* Task requirements
Transcribe the data in full and exactly, omitting any pictures.

----

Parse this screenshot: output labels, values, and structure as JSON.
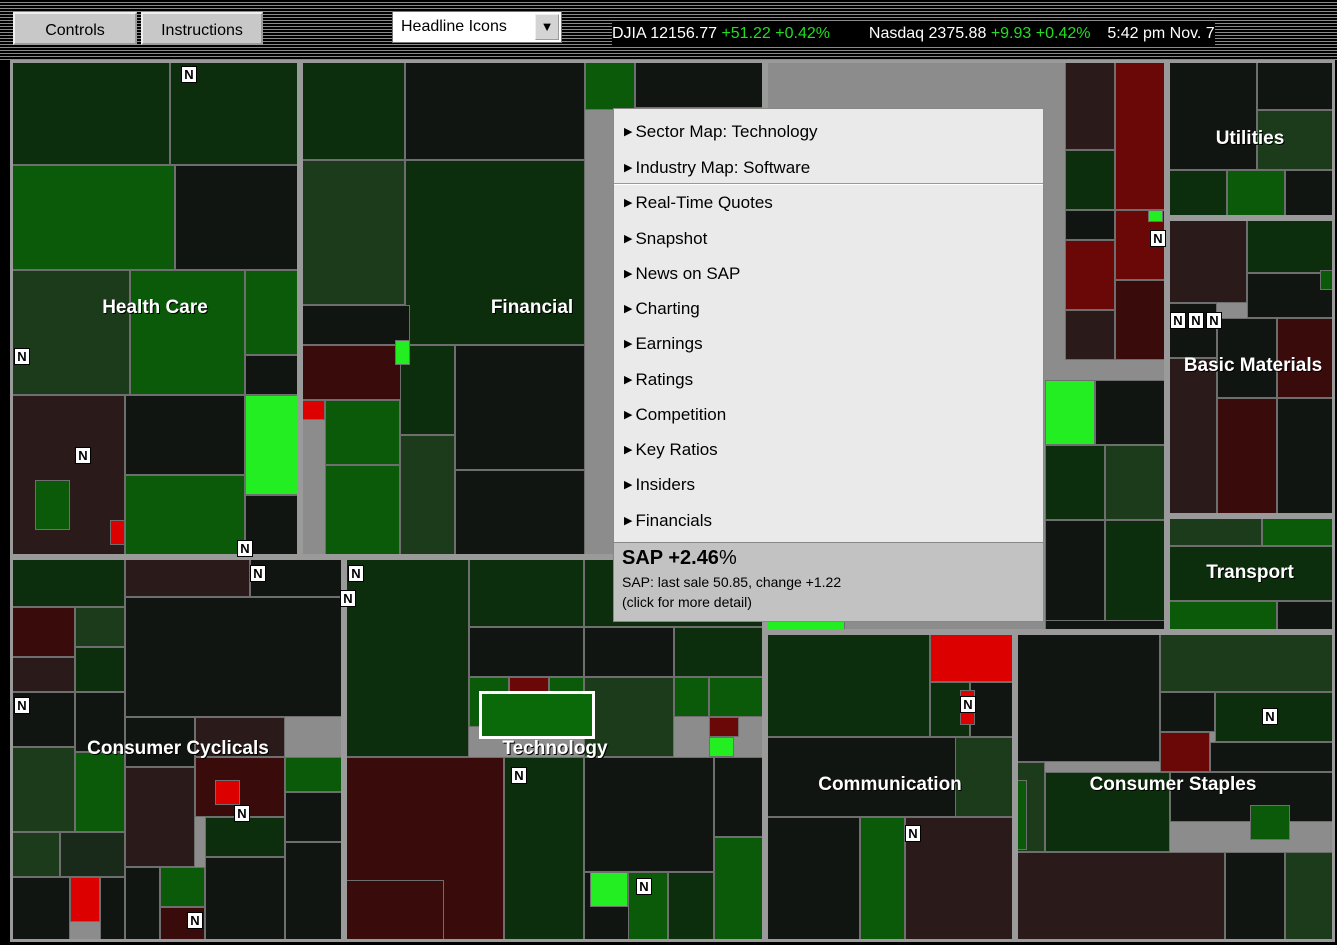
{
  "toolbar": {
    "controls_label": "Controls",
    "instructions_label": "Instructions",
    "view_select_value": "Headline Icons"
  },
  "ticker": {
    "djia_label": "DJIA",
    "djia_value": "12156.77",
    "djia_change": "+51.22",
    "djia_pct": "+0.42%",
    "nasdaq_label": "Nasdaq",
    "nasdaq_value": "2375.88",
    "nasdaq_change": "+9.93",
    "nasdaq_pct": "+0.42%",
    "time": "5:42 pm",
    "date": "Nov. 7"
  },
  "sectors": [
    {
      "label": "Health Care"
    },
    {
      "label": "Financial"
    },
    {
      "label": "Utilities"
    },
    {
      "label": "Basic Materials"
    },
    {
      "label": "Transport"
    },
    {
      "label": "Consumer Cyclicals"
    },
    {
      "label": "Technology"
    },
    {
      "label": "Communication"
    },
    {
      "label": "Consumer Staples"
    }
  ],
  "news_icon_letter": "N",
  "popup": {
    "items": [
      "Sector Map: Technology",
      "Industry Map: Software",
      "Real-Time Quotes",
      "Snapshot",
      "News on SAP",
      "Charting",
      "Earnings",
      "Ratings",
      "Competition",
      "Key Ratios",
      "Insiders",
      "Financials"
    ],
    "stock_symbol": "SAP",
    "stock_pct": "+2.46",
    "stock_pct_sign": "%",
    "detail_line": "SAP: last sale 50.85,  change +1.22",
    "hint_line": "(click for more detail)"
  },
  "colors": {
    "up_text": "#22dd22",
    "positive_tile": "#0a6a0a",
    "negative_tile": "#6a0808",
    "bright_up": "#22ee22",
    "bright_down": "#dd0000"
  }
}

----

* Solution below
Parse this screenshot: output labels, values, and structure as JSON.
{
  "toolbar": {
    "controls_label": "Controls",
    "instructions_label": "Instructions",
    "view_select_value": "Headline Icons"
  },
  "ticker": {
    "djia_label": "DJIA",
    "djia_value": "12156.77",
    "djia_change": "+51.22",
    "djia_pct": "+0.42%",
    "nasdaq_label": "Nasdaq",
    "nasdaq_value": "2375.88",
    "nasdaq_change": "+9.93",
    "nasdaq_pct": "+0.42%",
    "time": "5:42 pm",
    "date": "Nov. 7"
  },
  "sectors": [
    {
      "label": "Health Care"
    },
    {
      "label": "Financial"
    },
    {
      "label": "Utilities"
    },
    {
      "label": "Basic Materials"
    },
    {
      "label": "Transport"
    },
    {
      "label": "Consumer Cyclicals"
    },
    {
      "label": "Technology"
    },
    {
      "label": "Communication"
    },
    {
      "label": "Consumer Staples"
    }
  ],
  "news_icon_letter": "N",
  "popup": {
    "items": [
      "Sector Map: Technology",
      "Industry Map: Software",
      "Real-Time Quotes",
      "Snapshot",
      "News on SAP",
      "Charting",
      "Earnings",
      "Ratings",
      "Competition",
      "Key Ratios",
      "Insiders",
      "Financials"
    ],
    "stock_symbol": "SAP",
    "stock_pct": "+2.46",
    "stock_pct_sign": "%",
    "detail_line": "SAP: last sale 50.85,  change +1.22",
    "hint_line": "(click for more detail)"
  },
  "colors": {
    "up_text": "#22dd22",
    "positive_tile": "#0a6a0a",
    "negative_tile": "#6a0808",
    "bright_up": "#22ee22",
    "bright_down": "#dd0000"
  }
}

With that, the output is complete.